━━ MATERIAL FOR THIS EXERCISE

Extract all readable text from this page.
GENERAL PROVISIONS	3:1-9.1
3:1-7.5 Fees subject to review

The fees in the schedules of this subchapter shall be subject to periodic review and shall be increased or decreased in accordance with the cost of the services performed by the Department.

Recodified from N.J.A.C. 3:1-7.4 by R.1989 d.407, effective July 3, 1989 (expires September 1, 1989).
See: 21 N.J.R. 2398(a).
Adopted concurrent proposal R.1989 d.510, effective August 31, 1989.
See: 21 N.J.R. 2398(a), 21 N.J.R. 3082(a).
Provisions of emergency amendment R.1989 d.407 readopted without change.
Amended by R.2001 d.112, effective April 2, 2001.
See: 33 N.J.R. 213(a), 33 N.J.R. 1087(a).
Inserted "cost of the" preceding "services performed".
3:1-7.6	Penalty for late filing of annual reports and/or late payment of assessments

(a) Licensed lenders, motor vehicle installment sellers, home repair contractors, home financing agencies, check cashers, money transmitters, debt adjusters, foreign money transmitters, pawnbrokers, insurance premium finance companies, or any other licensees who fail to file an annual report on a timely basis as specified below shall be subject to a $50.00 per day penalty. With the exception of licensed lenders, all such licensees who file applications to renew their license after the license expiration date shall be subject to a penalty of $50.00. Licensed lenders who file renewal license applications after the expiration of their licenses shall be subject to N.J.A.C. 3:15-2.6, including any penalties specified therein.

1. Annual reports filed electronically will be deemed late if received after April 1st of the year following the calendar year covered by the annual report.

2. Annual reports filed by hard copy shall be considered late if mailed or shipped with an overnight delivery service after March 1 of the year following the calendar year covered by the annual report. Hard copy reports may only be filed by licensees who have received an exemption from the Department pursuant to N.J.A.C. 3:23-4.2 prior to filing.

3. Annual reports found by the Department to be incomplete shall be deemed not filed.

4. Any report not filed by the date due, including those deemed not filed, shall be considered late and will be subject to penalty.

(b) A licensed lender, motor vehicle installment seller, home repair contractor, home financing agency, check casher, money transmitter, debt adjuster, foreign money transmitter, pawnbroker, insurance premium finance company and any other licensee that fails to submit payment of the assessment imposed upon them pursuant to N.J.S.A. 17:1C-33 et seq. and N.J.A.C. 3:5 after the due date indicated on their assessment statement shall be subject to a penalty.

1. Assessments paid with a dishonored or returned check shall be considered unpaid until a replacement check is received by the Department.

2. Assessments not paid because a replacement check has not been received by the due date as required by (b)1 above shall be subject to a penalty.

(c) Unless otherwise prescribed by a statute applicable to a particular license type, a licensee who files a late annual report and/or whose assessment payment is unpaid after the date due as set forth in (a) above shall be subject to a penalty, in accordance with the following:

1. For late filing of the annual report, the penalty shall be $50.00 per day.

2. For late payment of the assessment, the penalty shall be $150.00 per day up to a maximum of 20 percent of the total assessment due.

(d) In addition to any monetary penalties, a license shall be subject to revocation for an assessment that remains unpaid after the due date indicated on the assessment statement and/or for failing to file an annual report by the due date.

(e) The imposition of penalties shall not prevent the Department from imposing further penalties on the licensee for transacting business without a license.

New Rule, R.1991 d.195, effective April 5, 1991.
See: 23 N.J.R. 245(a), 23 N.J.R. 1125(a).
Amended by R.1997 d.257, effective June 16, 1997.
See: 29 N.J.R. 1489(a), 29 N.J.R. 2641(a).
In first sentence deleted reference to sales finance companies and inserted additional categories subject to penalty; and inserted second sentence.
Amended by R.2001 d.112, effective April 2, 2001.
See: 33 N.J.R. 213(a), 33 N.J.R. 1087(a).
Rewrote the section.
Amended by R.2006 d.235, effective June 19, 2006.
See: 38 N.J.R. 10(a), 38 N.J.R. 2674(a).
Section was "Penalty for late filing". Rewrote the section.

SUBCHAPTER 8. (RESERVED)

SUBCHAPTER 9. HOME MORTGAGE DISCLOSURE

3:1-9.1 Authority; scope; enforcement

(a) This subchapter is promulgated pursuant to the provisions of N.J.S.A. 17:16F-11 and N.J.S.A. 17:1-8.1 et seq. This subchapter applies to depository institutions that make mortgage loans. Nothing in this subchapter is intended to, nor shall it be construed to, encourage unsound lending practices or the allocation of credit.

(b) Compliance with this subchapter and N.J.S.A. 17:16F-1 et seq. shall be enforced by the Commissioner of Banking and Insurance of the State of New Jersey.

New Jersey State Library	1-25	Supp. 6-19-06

━━━━

TO DO
Retype all of the entries precisely as they are.

RESULT FOR THIS TASK
Extract all readable text from this page.
GENERAL PROVISIONS	3:1-9.1
3:1-7.5 Fees subject to review

The fees in the schedules of this subchapter shall be subject to periodic review and shall be increased or decreased in accordance with the cost of the services performed by the Department.

Recodified from N.J.A.C. 3:1-7.4 by R.1989 d.407, effective July 3, 1989 (expires September 1, 1989).
See: 21 N.J.R. 2398(a).
Adopted concurrent proposal R.1989 d.510, effective August 31, 1989.
See: 21 N.J.R. 2398(a), 21 N.J.R. 3082(a).
Provisions of emergency amendment R.1989 d.407 readopted without change.
Amended by R.2001 d.112, effective April 2, 2001.
See: 33 N.J.R. 213(a), 33 N.J.R. 1087(a).
Inserted "cost of the" preceding "services performed".
3:1-7.6	Penalty for late filing of annual reports and/or late payment of assessments

(a) Licensed lenders, motor vehicle installment sellers, home repair contractors, home financing agencies, check cashers, money transmitters, debt adjusters, foreign money transmitters, pawnbrokers, insurance premium finance companies, or any other licensees who fail to file an annual report on a timely basis as specified below shall be subject to a $50.00 per day penalty. With the exception of licensed lenders, all such licensees who file applications to renew their license after the license expiration date shall be subject to a penalty of $50.00. Licensed lenders who file renewal license applications after the expiration of their licenses shall be subject to N.J.A.C. 3:15-2.6, including any penalties specified therein.

1. Annual reports filed electronically will be deemed late if received after April 1st of the year following the calendar year covered by the annual report.

2. Annual reports filed by hard copy shall be considered late if mailed or shipped with an overnight delivery service after March 1 of the year following the calendar year covered by the annual report. Hard copy reports may only be filed by licensees who have received an exemption from the Department pursuant to N.J.A.C. 3:23-4.2 prior to filing.

3. Annual reports found by the Department to be incomplete shall be deemed not filed.

4. Any report not filed by the date due, including those deemed not filed, shall be considered late and will be subject to penalty.

(b) A licensed lender, motor vehicle installment seller, home repair contractor, home financing agency, check casher, money transmitter, debt adjuster, foreign money transmitter, pawnbroker, insurance premium finance company and any other licensee that fails to submit payment of the assessment imposed upon them pursuant to N.J.S.A. 17:1C-33 et seq. and N.J.A.C. 3:5 after the due date indicated on their assessment statement shall be subject to a penalty.

1. Assessments paid with a dishonored or returned check shall be considered unpaid until a replacement check is received by the Department.

2. Assessments not paid because a replacement check has not been received by the due date as required by (b)1 above shall be subject to a penalty.

(c) Unless otherwise prescribed by a statute applicable to a particular license type, a licensee who files a late annual report and/or whose assessment payment is unpaid after the date due as set forth in (a) above shall be subject to a penalty, in accordance with the following:

1. For late filing of the annual report, the penalty shall be $50.00 per day.

2. For late payment of the assessment, the penalty shall be $150.00 per day up to a maximum of 20 percent of the total assessment due.

(d) In addition to any monetary penalties, a license shall be subject to revocation for an assessment that remains unpaid after the due date indicated on the assessment statement and/or for failing to file an annual report by the due date.

(e) The imposition of penalties shall not prevent the Department from imposing further penalties on the licensee for transacting business without a license.

New Rule, R.1991 d.195, effective April 5, 1991.
See: 23 N.J.R. 245(a), 23 N.J.R. 1125(a).
Amended by R.1997 d.257, effective June 16, 1997.
See: 29 N.J.R. 1489(a), 29 N.J.R. 2641(a).
In first sentence deleted reference to sales finance companies and inserted additional categories subject to penalty; and inserted second sentence.
Amended by R.2001 d.112, effective April 2, 2001.
See: 33 N.J.R. 213(a), 33 N.J.R. 1087(a).
Rewrote the section.
Amended by R.2006 d.235, effective June 19, 2006.
See: 38 N.J.R. 10(a), 38 N.J.R. 2674(a).
Section was "Penalty for late filing". Rewrote the section.

SUBCHAPTER 8. (RESERVED)

SUBCHAPTER 9. HOME MORTGAGE DISCLOSURE

3:1-9.1 Authority; scope; enforcement

(a) This subchapter is promulgated pursuant to the provisions of N.J.S.A. 17:16F-11 and N.J.S.A. 17:1-8.1 et seq. This subchapter applies to depository institutions that make mortgage loans. Nothing in this subchapter is intended to, nor shall it be construed to, encourage unsound lending practices or the allocation of credit.

(b) Compliance with this subchapter and N.J.S.A. 17:16F-1 et seq. shall be enforced by the Commissioner of Banking and Insurance of the State of New Jersey.

New Jersey State Library	1-25	Supp. 6-19-06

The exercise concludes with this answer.